-------- Information supplied --------

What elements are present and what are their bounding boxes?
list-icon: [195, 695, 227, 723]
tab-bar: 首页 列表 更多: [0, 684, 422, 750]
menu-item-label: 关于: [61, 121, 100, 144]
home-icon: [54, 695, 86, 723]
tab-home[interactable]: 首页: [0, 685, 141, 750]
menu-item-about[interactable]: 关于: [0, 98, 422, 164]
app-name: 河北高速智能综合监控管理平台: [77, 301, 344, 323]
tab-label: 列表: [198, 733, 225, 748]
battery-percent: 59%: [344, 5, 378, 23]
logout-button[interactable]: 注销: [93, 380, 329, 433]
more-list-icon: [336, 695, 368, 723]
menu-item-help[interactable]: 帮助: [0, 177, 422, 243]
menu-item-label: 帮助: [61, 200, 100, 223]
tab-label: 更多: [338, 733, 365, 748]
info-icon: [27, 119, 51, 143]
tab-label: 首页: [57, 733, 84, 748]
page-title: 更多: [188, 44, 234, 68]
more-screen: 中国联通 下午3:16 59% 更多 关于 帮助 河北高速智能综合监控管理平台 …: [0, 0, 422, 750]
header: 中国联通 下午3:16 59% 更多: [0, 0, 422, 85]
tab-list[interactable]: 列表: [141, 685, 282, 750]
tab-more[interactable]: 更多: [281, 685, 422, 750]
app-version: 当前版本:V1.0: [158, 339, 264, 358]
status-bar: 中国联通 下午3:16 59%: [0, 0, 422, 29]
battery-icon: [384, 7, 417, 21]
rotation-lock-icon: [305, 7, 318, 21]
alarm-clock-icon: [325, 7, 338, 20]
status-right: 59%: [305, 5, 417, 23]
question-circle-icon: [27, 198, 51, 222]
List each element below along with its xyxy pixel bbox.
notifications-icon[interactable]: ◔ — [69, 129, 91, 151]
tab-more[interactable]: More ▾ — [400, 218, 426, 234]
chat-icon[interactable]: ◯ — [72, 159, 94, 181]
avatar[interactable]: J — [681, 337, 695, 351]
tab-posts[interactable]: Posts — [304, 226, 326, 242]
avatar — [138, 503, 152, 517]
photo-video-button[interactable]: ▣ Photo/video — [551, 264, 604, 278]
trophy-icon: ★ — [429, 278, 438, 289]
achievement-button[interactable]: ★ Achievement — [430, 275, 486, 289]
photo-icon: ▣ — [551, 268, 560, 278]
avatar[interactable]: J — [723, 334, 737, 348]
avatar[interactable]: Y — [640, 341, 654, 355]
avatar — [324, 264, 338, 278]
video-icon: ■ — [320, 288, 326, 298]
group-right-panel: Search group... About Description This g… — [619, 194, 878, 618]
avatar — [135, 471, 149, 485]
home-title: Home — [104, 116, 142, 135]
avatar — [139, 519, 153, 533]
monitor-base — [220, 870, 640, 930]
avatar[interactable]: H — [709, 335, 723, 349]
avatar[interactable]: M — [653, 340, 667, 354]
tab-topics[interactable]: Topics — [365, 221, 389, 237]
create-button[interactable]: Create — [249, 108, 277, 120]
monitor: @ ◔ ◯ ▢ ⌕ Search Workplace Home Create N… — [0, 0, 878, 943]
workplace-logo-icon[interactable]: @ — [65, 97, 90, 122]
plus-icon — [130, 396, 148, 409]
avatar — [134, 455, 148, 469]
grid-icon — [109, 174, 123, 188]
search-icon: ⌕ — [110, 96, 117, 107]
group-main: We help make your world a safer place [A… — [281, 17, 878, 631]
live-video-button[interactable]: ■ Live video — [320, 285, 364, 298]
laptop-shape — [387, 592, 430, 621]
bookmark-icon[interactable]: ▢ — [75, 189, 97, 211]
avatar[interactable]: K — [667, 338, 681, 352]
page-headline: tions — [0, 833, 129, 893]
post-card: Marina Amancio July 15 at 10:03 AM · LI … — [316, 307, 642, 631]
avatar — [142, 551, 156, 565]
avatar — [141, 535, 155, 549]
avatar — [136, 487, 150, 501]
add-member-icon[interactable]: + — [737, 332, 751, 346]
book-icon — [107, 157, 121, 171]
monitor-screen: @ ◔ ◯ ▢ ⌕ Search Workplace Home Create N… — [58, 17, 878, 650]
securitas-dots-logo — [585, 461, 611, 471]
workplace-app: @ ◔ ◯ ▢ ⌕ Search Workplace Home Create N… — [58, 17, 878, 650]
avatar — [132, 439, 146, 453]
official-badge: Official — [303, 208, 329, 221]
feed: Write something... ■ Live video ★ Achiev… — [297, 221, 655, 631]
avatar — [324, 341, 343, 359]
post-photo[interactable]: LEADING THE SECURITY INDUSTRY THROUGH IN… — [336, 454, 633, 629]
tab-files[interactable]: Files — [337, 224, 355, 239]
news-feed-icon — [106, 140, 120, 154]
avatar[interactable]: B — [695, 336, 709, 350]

--------

* [Directions] Extract every line of the records above that contains the string "help", matching case exactly.

* [Task answer]
menu-item-help[interactable]: 帮助: [0, 177, 422, 243]
group-main: We help make your world a safer place [A… — [281, 17, 878, 631]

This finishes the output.